— START OF Data —

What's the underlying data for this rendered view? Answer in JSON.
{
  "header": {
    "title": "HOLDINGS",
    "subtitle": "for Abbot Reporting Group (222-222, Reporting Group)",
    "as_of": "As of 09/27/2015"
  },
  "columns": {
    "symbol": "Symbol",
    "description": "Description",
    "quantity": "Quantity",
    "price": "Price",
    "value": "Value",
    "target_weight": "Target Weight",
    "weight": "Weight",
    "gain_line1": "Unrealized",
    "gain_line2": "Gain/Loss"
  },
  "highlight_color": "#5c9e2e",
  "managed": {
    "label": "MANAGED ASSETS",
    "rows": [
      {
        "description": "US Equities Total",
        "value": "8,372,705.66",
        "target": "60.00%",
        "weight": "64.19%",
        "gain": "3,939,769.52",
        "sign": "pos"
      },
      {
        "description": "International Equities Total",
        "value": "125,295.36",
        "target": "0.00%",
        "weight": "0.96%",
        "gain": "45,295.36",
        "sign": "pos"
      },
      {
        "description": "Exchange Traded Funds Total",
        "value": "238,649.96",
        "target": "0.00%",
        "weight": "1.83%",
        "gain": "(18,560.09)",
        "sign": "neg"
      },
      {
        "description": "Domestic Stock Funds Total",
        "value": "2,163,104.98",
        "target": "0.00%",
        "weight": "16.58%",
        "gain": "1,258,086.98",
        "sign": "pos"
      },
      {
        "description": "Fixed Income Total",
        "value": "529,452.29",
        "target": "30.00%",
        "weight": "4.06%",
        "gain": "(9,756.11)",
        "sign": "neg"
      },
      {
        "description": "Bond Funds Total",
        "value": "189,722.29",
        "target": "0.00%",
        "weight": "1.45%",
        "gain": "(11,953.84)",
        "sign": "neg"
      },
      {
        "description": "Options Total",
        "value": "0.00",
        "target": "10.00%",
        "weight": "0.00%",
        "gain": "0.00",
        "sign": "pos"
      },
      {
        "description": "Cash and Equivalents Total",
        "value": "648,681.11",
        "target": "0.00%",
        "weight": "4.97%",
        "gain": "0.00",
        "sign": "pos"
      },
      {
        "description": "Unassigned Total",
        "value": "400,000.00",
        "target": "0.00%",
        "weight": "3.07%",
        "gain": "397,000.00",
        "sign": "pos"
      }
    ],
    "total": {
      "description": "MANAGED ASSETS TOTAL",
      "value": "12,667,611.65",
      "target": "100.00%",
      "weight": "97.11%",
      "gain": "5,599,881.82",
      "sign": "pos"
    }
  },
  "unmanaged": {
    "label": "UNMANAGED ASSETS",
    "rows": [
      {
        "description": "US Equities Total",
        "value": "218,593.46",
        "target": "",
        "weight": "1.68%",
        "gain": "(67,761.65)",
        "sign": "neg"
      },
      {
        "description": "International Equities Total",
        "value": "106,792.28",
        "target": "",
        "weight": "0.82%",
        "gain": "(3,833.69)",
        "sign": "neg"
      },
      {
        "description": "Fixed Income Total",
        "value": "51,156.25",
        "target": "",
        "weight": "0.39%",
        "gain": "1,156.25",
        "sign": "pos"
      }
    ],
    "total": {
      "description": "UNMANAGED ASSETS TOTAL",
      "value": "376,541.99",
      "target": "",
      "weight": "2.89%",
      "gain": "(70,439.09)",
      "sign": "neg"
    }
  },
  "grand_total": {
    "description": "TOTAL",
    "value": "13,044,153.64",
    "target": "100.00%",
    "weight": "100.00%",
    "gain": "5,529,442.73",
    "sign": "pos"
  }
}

— END OF Data —

- [What is being asked]
Repeat the data above, word for word.

- [Exercise solution]
What's the underlying data for this rendered view? Answer in JSON.
{
  "header": {
    "title": "HOLDINGS",
    "subtitle": "for Abbot Reporting Group (222-222, Reporting Group)",
    "as_of": "As of 09/27/2015"
  },
  "columns": {
    "symbol": "Symbol",
    "description": "Description",
    "quantity": "Quantity",
    "price": "Price",
    "value": "Value",
    "target_weight": "Target Weight",
    "weight": "Weight",
    "gain_line1": "Unrealized",
    "gain_line2": "Gain/Loss"
  },
  "highlight_color": "#5c9e2e",
  "managed": {
    "label": "MANAGED ASSETS",
    "rows": [
      {
        "description": "US Equities Total",
        "value": "8,372,705.66",
        "target": "60.00%",
        "weight": "64.19%",
        "gain": "3,939,769.52",
        "sign": "pos"
      },
      {
        "description": "International Equities Total",
        "value": "125,295.36",
        "target": "0.00%",
        "weight": "0.96%",
        "gain": "45,295.36",
        "sign": "pos"
      },
      {
        "description": "Exchange Traded Funds Total",
        "value": "238,649.96",
        "target": "0.00%",
        "weight": "1.83%",
        "gain": "(18,560.09)",
        "sign": "neg"
      },
      {
        "description": "Domestic Stock Funds Total",
        "value": "2,163,104.98",
        "target": "0.00%",
        "weight": "16.58%",
        "gain": "1,258,086.98",
        "sign": "pos"
      },
      {
        "description": "Fixed Income Total",
        "value": "529,452.29",
        "target": "30.00%",
        "weight": "4.06%",
        "gain": "(9,756.11)",
        "sign": "neg"
      },
      {
        "description": "Bond Funds Total",
        "value": "189,722.29",
        "target": "0.00%",
        "weight": "1.45%",
        "gain": "(11,953.84)",
        "sign": "neg"
      },
      {
        "description": "Options Total",
        "value": "0.00",
        "target": "10.00%",
        "weight": "0.00%",
        "gain": "0.00",
        "sign": "pos"
      },
      {
        "description": "Cash and Equivalents Total",
        "value": "648,681.11",
        "target": "0.00%",
        "weight": "4.97%",
        "gain": "0.00",
        "sign": "pos"
      },
      {
        "description": "Unassigned Total",
        "value": "400,000.00",
        "target": "0.00%",
        "weight": "3.07%",
        "gain": "397,000.00",
        "sign": "pos"
      }
    ],
    "total": {
      "description": "MANAGED ASSETS TOTAL",
      "value": "12,667,611.65",
      "target": "100.00%",
      "weight": "97.11%",
      "gain": "5,599,881.82",
      "sign": "pos"
    }
  },
  "unmanaged": {
    "label": "UNMANAGED ASSETS",
    "rows": [
      {
        "description": "US Equities Total",
        "value": "218,593.46",
        "target": "",
        "weight": "1.68%",
        "gain": "(67,761.65)",
        "sign": "neg"
      },
      {
        "description": "International Equities Total",
        "value": "106,792.28",
        "target": "",
        "weight": "0.82%",
        "gain": "(3,833.69)",
        "sign": "neg"
      },
      {
        "description": "Fixed Income Total",
        "value": "51,156.25",
        "target": "",
        "weight": "0.39%",
        "gain": "1,156.25",
        "sign": "pos"
      }
    ],
    "total": {
      "description": "UNMANAGED ASSETS TOTAL",
      "value": "376,541.99",
      "target": "",
      "weight": "2.89%",
      "gain": "(70,439.09)",
      "sign": "neg"
    }
  },
  "grand_total": {
    "description": "TOTAL",
    "value": "13,044,153.64",
    "target": "100.00%",
    "weight": "100.00%",
    "gain": "5,529,442.73",
    "sign": "pos"
  }
}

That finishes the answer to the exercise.